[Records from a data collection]
+-------+
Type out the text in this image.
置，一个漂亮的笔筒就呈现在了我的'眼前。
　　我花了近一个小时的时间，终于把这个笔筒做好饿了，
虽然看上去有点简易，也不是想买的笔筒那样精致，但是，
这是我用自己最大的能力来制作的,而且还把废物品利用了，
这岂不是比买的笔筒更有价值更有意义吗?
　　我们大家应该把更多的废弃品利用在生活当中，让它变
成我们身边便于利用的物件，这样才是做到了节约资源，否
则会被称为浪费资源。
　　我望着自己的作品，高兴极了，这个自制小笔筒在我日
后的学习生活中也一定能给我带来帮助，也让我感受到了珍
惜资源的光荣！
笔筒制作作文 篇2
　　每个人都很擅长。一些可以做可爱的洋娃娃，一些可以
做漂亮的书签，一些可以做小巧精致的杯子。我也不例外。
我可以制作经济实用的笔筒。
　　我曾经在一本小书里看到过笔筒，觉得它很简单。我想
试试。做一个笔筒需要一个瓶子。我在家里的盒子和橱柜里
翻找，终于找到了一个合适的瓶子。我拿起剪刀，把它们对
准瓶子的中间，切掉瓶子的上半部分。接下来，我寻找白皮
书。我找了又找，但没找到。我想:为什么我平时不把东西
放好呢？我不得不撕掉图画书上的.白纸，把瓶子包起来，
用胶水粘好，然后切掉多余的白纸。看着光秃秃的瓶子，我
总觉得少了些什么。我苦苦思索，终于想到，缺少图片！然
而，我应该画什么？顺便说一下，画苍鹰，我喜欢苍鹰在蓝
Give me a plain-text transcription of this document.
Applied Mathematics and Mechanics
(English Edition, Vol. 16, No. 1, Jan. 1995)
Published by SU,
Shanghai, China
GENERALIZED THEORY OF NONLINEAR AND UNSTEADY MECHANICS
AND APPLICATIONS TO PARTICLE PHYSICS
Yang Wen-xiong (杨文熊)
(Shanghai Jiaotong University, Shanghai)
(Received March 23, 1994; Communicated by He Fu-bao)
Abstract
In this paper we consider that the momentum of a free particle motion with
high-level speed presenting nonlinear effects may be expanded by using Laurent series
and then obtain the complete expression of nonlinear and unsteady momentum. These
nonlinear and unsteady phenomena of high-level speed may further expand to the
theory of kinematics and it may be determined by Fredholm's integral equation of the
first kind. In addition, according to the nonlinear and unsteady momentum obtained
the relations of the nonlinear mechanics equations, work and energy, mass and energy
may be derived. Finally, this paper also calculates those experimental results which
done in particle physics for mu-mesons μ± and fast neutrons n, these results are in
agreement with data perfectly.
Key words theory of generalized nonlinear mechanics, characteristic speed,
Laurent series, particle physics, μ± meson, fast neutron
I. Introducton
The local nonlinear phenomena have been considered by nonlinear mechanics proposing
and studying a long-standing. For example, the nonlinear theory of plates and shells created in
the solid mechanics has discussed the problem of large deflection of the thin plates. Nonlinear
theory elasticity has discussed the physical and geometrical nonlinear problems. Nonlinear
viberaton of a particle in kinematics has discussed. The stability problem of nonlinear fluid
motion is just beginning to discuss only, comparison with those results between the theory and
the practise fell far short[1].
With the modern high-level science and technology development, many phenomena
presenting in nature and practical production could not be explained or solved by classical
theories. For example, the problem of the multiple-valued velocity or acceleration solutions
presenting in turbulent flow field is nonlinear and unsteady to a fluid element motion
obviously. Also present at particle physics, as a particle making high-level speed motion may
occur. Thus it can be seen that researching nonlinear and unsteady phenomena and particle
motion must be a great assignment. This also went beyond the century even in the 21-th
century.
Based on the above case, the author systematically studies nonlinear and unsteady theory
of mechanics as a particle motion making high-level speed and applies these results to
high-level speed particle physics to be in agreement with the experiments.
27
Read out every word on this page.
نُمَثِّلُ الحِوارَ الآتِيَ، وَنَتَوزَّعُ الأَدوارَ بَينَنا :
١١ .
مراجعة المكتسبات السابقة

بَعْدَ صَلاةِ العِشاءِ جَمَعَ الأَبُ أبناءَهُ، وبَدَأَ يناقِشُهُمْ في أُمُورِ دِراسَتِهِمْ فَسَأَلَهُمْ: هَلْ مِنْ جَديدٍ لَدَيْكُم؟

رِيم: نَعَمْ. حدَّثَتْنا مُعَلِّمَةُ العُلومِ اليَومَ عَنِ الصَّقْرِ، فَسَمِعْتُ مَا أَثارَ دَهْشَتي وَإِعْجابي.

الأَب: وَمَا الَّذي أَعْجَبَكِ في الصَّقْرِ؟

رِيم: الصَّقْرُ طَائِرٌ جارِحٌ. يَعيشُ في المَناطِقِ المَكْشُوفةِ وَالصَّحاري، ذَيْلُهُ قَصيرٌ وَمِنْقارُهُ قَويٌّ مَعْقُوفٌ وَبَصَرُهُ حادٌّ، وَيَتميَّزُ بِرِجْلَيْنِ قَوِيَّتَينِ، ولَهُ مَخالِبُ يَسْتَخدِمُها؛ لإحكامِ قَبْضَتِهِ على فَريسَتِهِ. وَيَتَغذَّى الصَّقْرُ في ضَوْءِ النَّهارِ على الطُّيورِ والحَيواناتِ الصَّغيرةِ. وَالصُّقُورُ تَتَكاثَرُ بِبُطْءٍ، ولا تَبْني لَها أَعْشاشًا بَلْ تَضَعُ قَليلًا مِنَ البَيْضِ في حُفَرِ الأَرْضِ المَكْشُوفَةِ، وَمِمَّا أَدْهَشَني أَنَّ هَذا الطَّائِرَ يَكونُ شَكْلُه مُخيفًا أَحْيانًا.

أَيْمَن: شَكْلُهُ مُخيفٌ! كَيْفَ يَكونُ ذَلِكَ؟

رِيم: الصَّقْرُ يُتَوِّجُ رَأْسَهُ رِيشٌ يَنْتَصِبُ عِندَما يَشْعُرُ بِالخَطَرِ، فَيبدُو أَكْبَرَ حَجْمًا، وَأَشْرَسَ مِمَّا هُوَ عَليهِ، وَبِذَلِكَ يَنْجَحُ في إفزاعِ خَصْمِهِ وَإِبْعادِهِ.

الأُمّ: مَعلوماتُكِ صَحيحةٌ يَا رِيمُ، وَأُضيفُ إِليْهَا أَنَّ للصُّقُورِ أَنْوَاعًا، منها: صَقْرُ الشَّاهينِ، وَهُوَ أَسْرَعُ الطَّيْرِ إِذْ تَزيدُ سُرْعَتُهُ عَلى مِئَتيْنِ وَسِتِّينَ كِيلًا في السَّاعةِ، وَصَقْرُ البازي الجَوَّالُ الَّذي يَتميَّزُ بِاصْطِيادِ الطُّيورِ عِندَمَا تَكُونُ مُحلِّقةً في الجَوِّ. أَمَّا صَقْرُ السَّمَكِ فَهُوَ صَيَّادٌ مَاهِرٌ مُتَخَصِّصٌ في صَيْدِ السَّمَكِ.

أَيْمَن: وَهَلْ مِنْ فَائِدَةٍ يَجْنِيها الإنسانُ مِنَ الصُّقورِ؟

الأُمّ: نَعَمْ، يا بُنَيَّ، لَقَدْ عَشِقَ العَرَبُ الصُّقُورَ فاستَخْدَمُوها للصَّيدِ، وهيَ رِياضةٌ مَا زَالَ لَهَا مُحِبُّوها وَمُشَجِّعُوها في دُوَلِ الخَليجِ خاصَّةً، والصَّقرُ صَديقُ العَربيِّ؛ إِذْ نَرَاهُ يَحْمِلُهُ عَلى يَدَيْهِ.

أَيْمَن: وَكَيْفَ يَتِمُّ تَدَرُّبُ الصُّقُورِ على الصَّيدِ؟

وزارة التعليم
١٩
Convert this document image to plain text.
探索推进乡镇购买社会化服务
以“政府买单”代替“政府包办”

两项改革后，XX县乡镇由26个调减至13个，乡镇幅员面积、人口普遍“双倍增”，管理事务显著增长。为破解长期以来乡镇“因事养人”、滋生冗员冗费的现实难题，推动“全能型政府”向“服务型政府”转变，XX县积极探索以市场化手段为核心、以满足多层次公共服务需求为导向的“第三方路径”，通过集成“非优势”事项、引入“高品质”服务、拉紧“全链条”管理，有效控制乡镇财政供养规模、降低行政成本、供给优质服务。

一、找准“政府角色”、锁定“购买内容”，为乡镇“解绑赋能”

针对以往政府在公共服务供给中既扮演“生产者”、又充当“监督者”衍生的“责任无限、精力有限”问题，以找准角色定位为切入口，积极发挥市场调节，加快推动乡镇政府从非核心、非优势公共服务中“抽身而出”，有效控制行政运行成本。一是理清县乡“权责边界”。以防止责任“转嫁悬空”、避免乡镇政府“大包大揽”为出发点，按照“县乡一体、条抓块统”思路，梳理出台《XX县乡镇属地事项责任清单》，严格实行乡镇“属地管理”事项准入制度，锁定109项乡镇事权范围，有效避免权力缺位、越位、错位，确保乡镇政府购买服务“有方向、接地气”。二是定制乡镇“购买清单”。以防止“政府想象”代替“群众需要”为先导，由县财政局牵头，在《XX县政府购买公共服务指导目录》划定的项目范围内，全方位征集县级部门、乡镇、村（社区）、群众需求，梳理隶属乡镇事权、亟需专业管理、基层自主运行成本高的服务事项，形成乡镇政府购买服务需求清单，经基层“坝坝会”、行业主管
+-------+
## EXERCISE
Give back exactly the lines that run from the line with "Convert this document image to plain text." through the close of the material, counting both ends, and nothing more.

## RESULT BELOW
Convert this document image to plain text.
探索推进乡镇购买社会化服务
以“政府买单”代替“政府包办”

两项改革后，XX县乡镇由26个调减至13个，乡镇幅员面积、人口普遍“双倍增”，管理事务显著增长。为破解长期以来乡镇“因事养人”、滋生冗员冗费的现实难题，推动“全能型政府”向“服务型政府”转变，XX县积极探索以市场化手段为核心、以满足多层次公共服务需求为导向的“第三方路径”，通过集成“非优势”事项、引入“高品质”服务、拉紧“全链条”管理，有效控制乡镇财政供养规模、降低行政成本、供给优质服务。

一、找准“政府角色”、锁定“购买内容”，为乡镇“解绑赋能”

针对以往政府在公共服务供给中既扮演“生产者”、又充当“监督者”衍生的“责任无限、精力有限”问题，以找准角色定位为切入口，积极发挥市场调节，加快推动乡镇政府从非核心、非优势公共服务中“抽身而出”，有效控制行政运行成本。一是理清县乡“权责边界”。以防止责任“转嫁悬空”、避免乡镇政府“大包大揽”为出发点，按照“县乡一体、条抓块统”思路，梳理出台《XX县乡镇属地事项责任清单》，严格实行乡镇“属地管理”事项准入制度，锁定109项乡镇事权范围，有效避免权力缺位、越位、错位，确保乡镇政府购买服务“有方向、接地气”。二是定制乡镇“购买清单”。以防止“政府想象”代替“群众需要”为先导，由县财政局牵头，在《XX县政府购买公共服务指导目录》划定的项目范围内，全方位征集县级部门、乡镇、村（社区）、群众需求，梳理隶属乡镇事权、亟需专业管理、基层自主运行成本高的服务事项，形成乡镇政府购买服务需求清单，经基层“坝坝会”、行业主管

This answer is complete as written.